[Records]
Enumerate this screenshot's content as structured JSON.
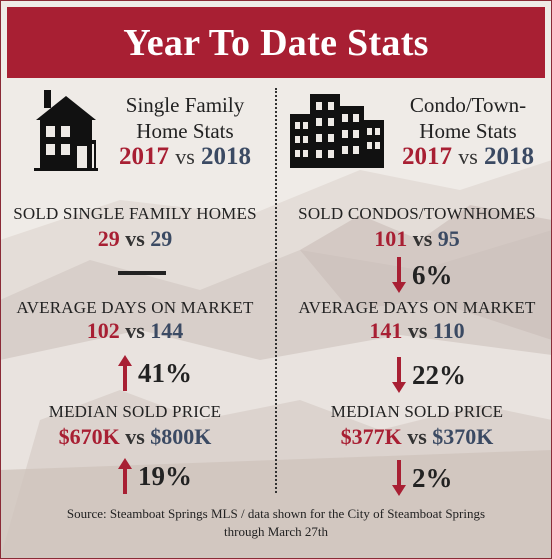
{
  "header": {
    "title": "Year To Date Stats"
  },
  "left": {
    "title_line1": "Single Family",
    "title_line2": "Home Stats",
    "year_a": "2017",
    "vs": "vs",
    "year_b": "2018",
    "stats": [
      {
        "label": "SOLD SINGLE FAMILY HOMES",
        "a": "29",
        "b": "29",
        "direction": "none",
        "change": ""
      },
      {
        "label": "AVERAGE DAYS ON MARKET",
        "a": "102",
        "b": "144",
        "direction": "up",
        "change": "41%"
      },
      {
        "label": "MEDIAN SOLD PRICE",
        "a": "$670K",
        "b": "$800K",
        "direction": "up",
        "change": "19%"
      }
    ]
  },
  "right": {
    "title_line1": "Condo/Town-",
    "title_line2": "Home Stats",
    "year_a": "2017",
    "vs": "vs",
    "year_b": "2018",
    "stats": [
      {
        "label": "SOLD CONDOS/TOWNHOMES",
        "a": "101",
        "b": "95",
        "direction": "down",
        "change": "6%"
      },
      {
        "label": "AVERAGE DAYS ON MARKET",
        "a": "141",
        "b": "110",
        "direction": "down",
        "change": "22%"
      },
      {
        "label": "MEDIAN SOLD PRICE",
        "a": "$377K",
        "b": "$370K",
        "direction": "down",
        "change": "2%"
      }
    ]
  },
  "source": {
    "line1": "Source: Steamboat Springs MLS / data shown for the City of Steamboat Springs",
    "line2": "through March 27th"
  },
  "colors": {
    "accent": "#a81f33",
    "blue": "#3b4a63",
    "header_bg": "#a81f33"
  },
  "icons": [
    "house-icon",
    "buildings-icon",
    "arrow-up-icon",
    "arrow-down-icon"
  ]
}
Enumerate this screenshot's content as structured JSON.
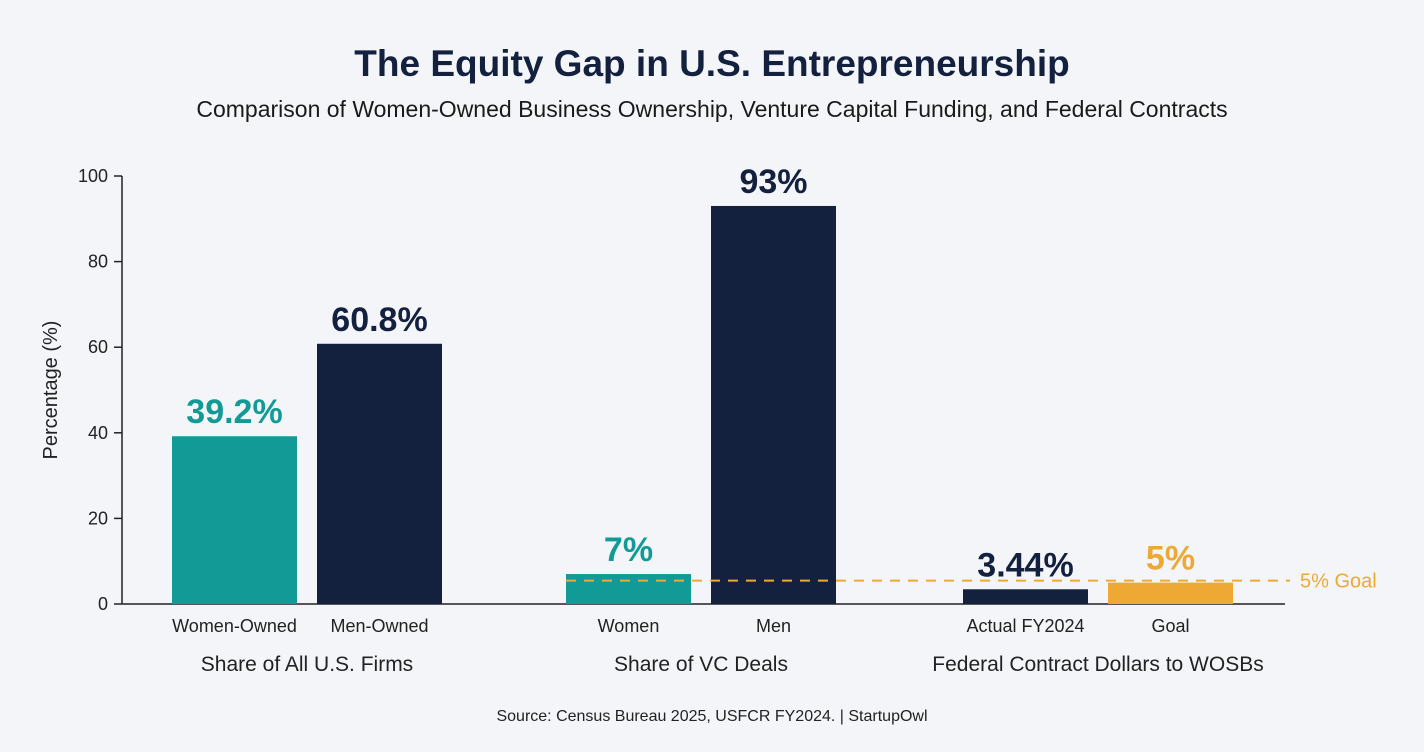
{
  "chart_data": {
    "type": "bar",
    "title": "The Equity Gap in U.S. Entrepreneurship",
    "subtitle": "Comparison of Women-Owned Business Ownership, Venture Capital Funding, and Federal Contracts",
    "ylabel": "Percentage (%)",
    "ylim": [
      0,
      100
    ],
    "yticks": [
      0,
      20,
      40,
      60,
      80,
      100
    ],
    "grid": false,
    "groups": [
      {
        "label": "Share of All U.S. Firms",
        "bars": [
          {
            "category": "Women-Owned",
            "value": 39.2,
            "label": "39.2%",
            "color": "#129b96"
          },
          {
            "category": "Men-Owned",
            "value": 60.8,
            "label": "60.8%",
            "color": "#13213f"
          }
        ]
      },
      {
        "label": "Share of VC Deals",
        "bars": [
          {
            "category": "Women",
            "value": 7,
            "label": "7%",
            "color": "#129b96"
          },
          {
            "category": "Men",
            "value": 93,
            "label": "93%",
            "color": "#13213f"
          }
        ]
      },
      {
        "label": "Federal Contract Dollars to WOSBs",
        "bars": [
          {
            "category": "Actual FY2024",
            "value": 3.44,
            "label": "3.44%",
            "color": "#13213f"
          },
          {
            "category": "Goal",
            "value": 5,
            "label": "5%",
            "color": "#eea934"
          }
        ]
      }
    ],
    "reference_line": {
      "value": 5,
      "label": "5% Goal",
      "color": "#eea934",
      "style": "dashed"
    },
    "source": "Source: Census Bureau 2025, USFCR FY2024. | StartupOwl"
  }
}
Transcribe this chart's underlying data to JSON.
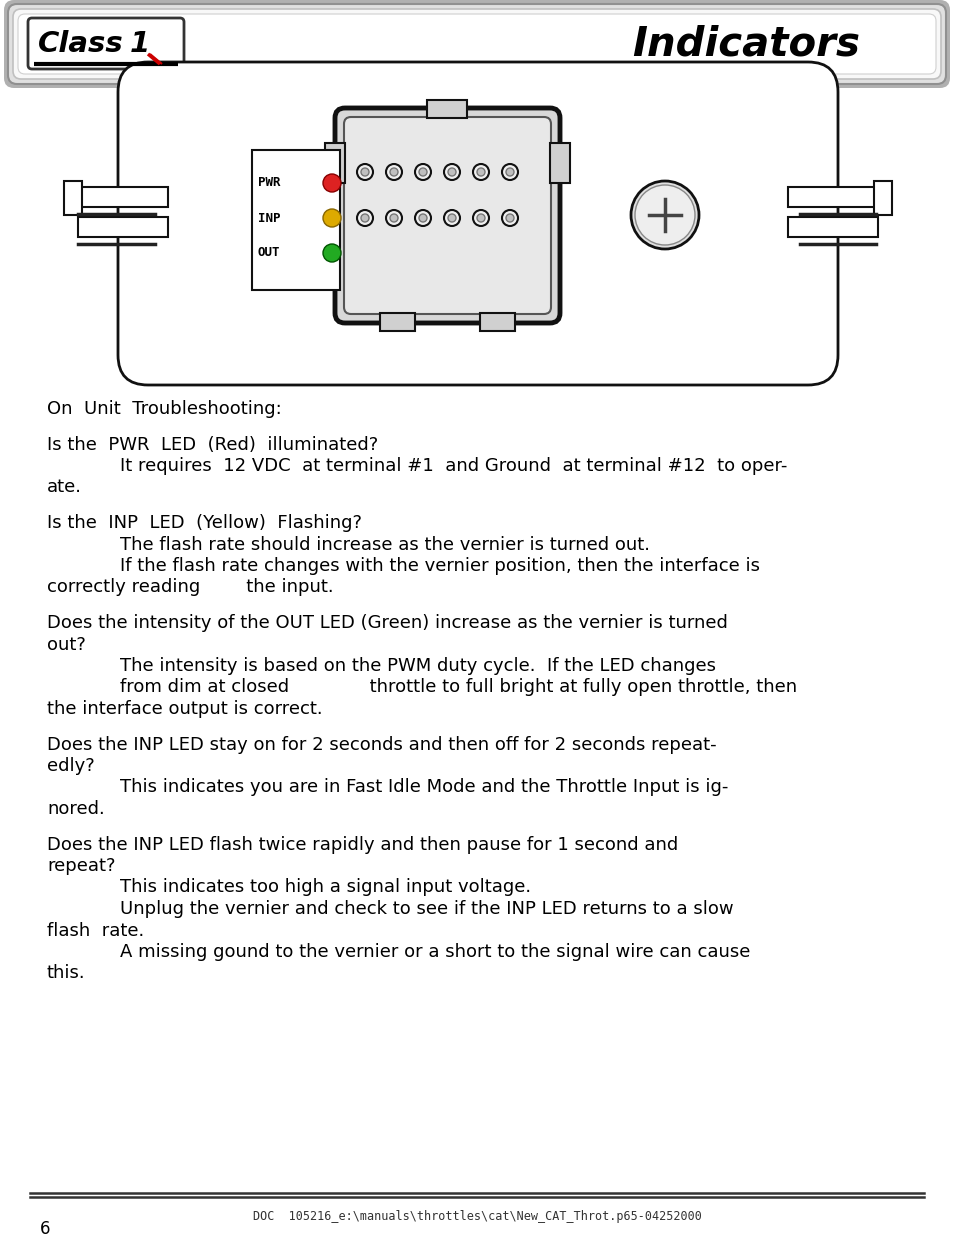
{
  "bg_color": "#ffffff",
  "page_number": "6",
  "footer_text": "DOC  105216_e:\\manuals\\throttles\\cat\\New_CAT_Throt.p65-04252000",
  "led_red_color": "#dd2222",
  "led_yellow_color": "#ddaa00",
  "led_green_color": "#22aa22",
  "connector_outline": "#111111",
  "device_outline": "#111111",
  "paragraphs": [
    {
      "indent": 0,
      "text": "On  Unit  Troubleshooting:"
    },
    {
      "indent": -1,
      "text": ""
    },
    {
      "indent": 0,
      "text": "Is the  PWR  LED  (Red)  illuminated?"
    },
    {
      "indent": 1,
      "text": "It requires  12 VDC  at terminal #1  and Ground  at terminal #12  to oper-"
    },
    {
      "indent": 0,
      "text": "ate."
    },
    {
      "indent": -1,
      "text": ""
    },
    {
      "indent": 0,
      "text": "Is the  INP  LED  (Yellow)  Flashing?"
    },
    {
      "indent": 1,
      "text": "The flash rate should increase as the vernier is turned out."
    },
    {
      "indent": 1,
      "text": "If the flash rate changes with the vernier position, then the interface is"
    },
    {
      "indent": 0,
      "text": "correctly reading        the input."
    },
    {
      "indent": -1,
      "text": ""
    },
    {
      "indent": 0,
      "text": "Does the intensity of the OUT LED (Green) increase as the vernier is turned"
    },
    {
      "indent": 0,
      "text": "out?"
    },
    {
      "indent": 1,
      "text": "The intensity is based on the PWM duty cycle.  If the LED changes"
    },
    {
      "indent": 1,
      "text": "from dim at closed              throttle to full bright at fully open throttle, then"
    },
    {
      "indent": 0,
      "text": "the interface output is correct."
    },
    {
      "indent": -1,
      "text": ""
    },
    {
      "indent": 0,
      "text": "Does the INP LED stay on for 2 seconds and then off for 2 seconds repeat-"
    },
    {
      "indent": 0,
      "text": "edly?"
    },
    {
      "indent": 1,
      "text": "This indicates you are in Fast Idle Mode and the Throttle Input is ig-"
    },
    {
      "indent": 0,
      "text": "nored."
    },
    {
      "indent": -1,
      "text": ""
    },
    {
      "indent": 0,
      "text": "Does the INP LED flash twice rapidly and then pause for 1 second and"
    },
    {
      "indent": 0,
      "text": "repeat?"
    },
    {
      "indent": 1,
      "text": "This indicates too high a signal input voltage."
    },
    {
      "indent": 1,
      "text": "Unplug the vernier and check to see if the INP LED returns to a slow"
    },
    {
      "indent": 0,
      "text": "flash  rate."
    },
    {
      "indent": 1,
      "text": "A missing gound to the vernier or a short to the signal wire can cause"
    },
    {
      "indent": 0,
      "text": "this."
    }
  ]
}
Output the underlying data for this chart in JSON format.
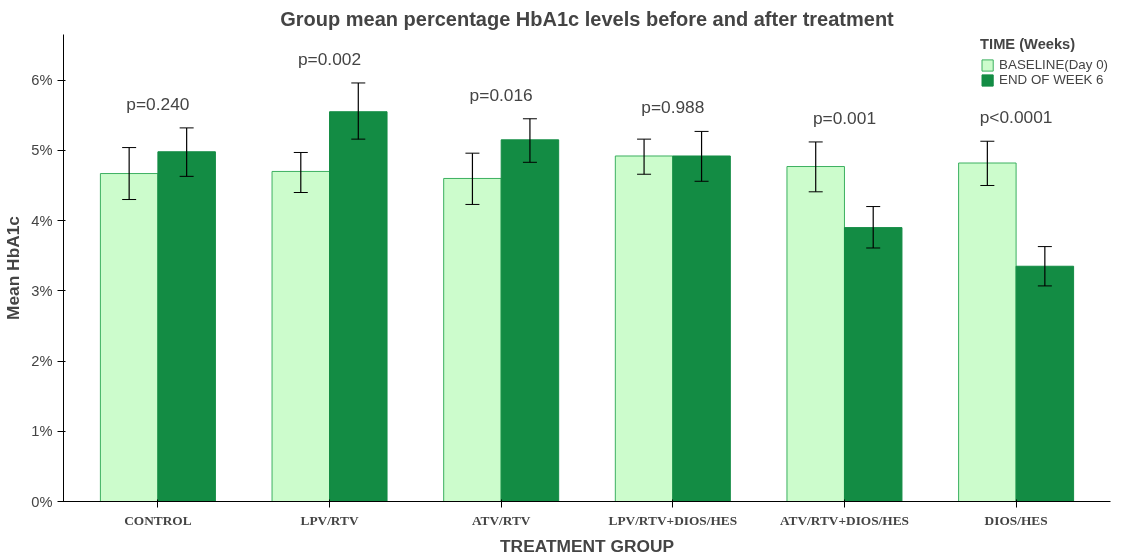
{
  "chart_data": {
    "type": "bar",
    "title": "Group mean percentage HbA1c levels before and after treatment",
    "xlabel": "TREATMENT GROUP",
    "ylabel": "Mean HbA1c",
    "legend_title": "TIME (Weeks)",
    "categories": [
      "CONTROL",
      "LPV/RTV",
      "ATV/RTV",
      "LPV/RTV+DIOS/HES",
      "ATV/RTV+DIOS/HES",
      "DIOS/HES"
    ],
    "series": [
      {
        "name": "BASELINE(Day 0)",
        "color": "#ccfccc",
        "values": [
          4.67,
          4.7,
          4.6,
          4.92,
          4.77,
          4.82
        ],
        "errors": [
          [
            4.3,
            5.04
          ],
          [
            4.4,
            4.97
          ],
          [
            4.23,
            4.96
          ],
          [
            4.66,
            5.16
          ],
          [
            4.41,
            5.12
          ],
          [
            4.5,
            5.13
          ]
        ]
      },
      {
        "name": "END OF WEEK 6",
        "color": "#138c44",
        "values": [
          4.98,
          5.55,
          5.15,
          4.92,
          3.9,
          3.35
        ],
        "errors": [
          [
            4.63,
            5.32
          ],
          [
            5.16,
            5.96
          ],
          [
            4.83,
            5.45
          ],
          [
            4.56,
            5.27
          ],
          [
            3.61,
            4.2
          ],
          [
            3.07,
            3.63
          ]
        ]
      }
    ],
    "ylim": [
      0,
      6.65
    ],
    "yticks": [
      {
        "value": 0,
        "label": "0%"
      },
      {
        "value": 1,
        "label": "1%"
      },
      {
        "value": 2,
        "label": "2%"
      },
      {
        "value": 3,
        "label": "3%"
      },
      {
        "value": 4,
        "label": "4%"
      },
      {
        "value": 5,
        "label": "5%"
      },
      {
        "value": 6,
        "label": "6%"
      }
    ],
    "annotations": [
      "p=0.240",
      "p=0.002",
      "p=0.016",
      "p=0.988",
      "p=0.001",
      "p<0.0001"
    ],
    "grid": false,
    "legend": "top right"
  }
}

[THE EXERCISE]
In the records above, find each line that holds the word "Does"; copy all such lines.

[WRITTEN REPLY]
      "text": "Does the intensity of the OUT LED (Green) increase as the vernier is turned"
      "text": "Does the INP LED stay on for 2 seconds and then off for 2 seconds repeat-"
      "text": "Does the INP LED flash twice rapidly and then pause for 1 second and"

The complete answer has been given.